## Written instruction
Retype each line exactly. Skip images.

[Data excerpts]
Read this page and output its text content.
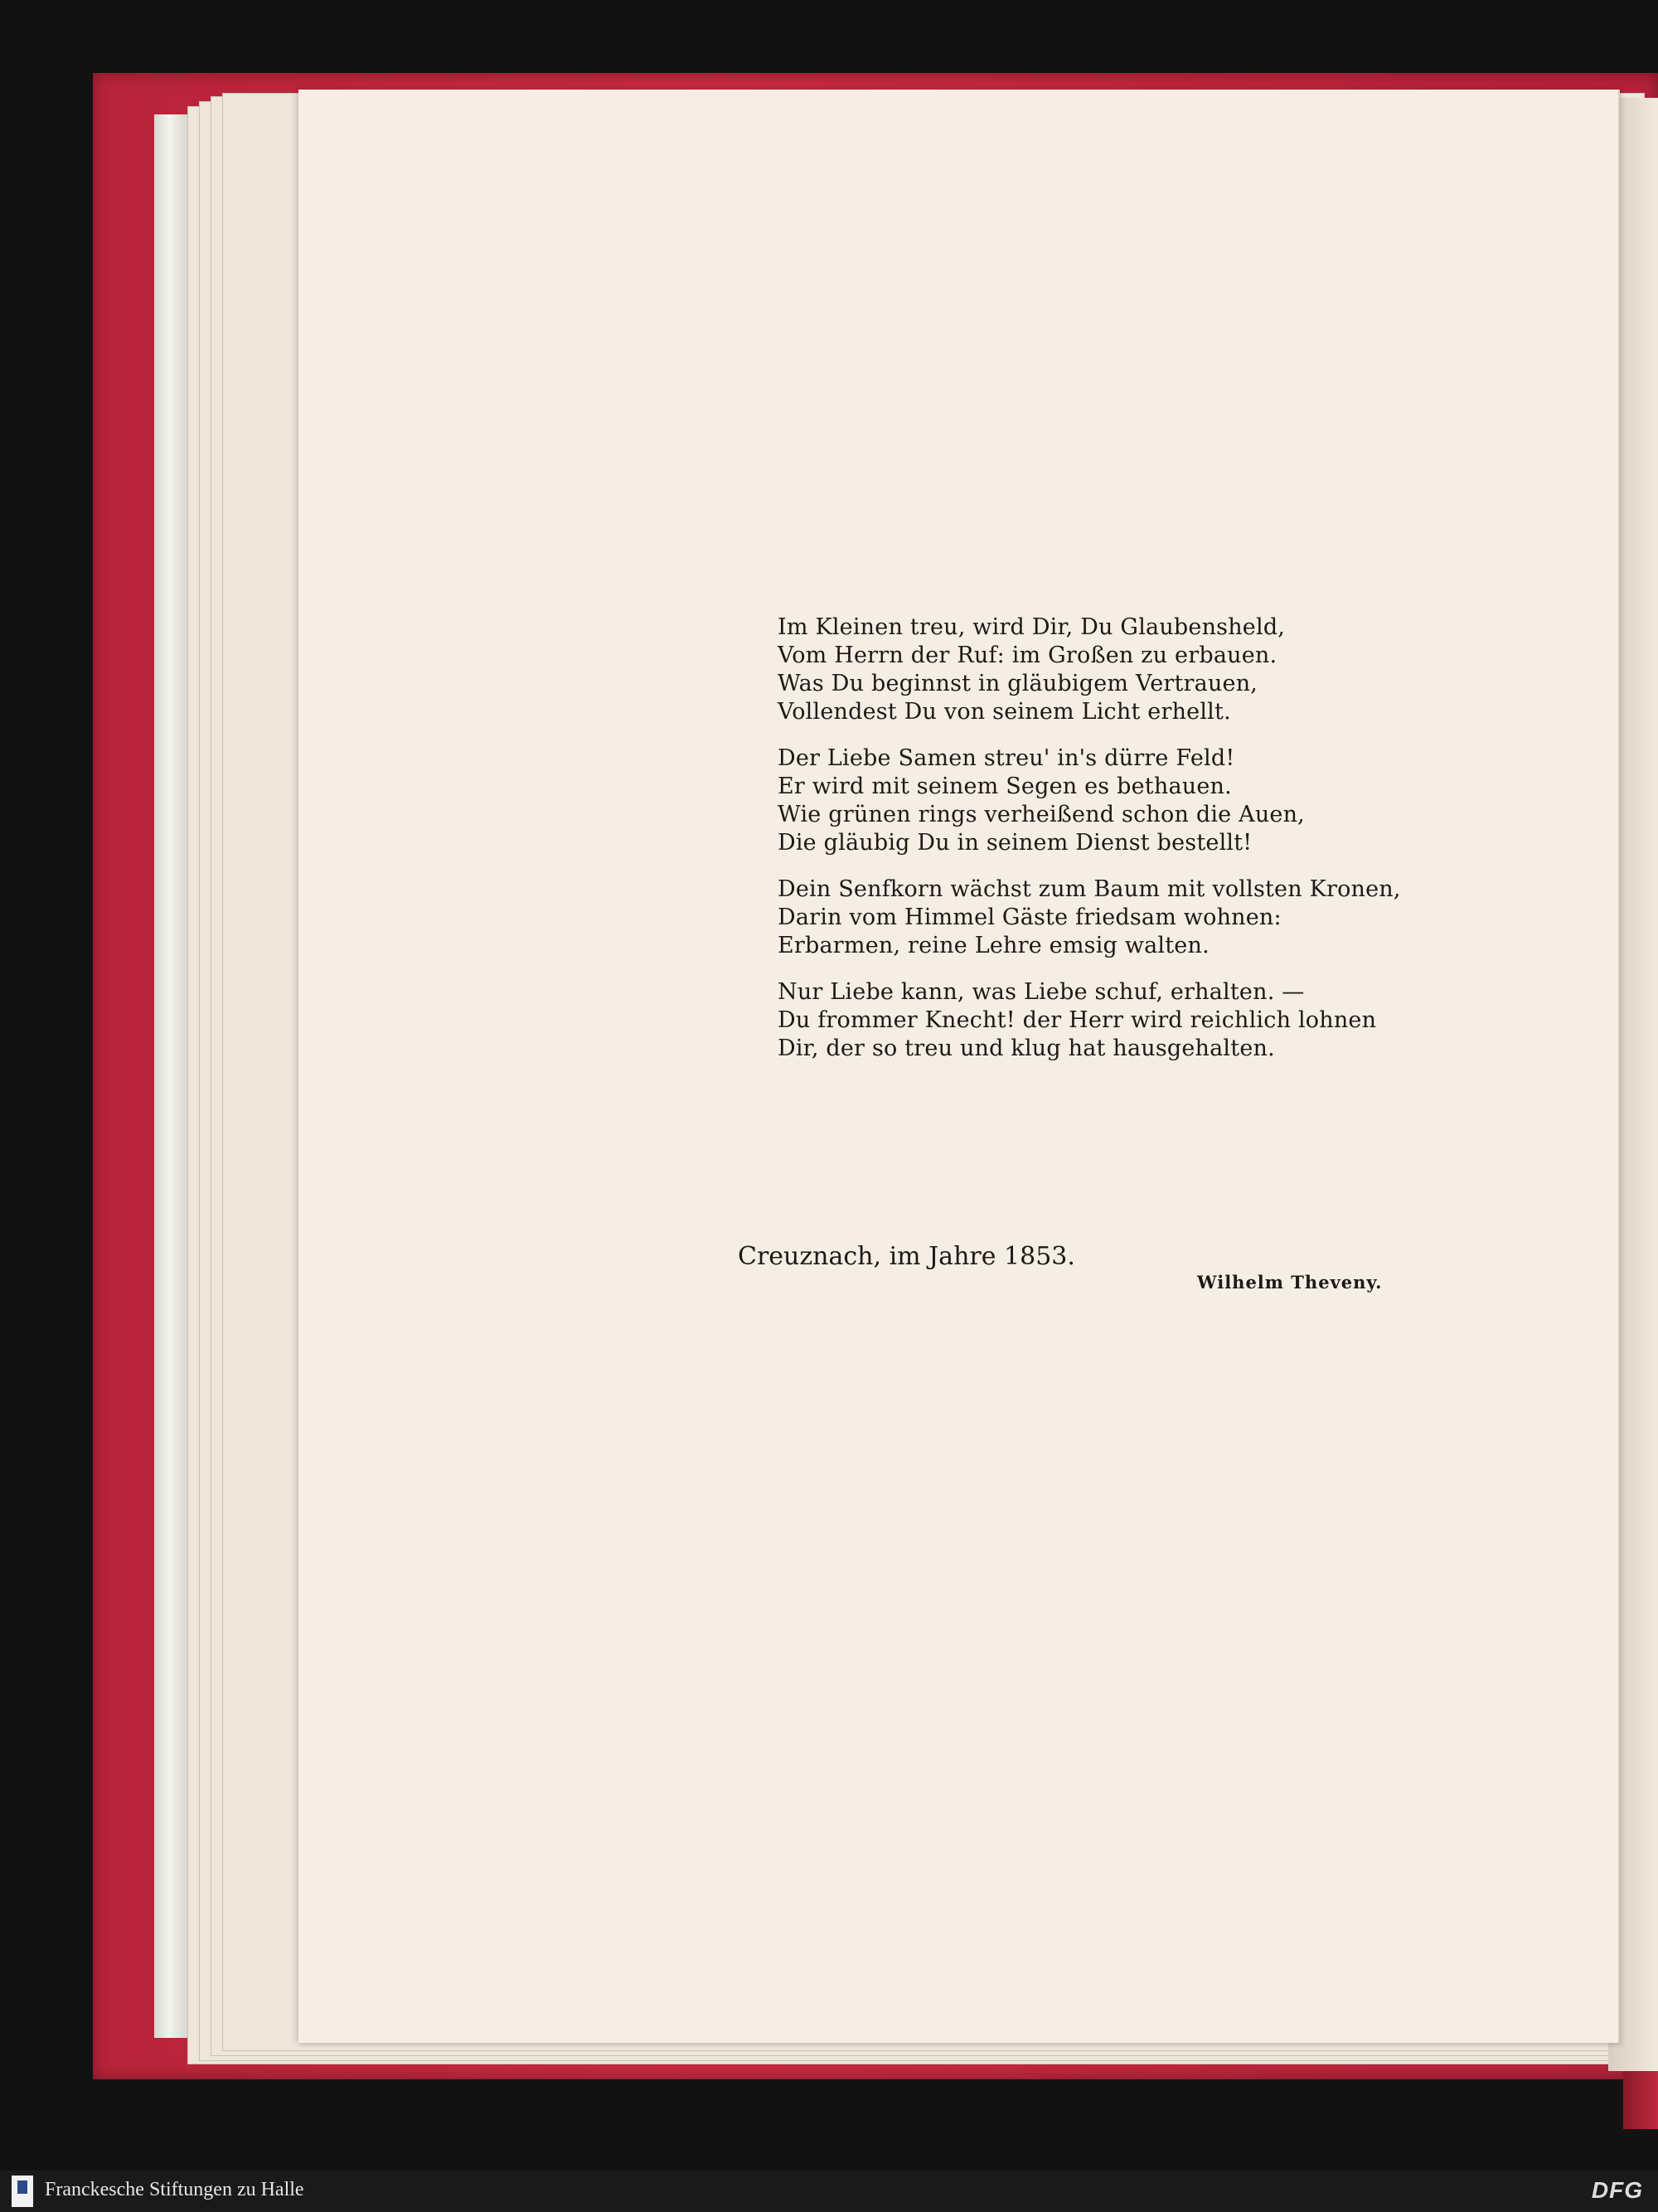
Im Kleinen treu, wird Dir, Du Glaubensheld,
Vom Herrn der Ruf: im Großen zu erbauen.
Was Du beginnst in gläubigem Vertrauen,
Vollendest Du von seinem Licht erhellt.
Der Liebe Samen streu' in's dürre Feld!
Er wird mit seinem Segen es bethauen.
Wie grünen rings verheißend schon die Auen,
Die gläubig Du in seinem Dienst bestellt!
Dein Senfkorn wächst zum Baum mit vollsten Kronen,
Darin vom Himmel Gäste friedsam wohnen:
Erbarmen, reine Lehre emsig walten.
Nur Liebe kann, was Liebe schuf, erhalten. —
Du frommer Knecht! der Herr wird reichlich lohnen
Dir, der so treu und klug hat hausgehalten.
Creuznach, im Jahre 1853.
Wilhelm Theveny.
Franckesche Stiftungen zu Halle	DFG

## Expected answer
Read this page and output its text content.
Im Kleinen treu, wird Dir, Du Glaubensheld,
Vom Herrn der Ruf: im Großen zu erbauen.
Was Du beginnst in gläubigem Vertrauen,
Vollendest Du von seinem Licht erhellt.
Der Liebe Samen streu' in's dürre Feld!
Er wird mit seinem Segen es bethauen.
Wie grünen rings verheißend schon die Auen,
Die gläubig Du in seinem Dienst bestellt!
Dein Senfkorn wächst zum Baum mit vollsten Kronen,
Darin vom Himmel Gäste friedsam wohnen:
Erbarmen, reine Lehre emsig walten.
Nur Liebe kann, was Liebe schuf, erhalten. —
Du frommer Knecht! der Herr wird reichlich lohnen
Dir, der so treu und klug hat hausgehalten.
Creuznach, im Jahre 1853.
Wilhelm Theveny.
Franckesche Stiftungen zu Halle	DFG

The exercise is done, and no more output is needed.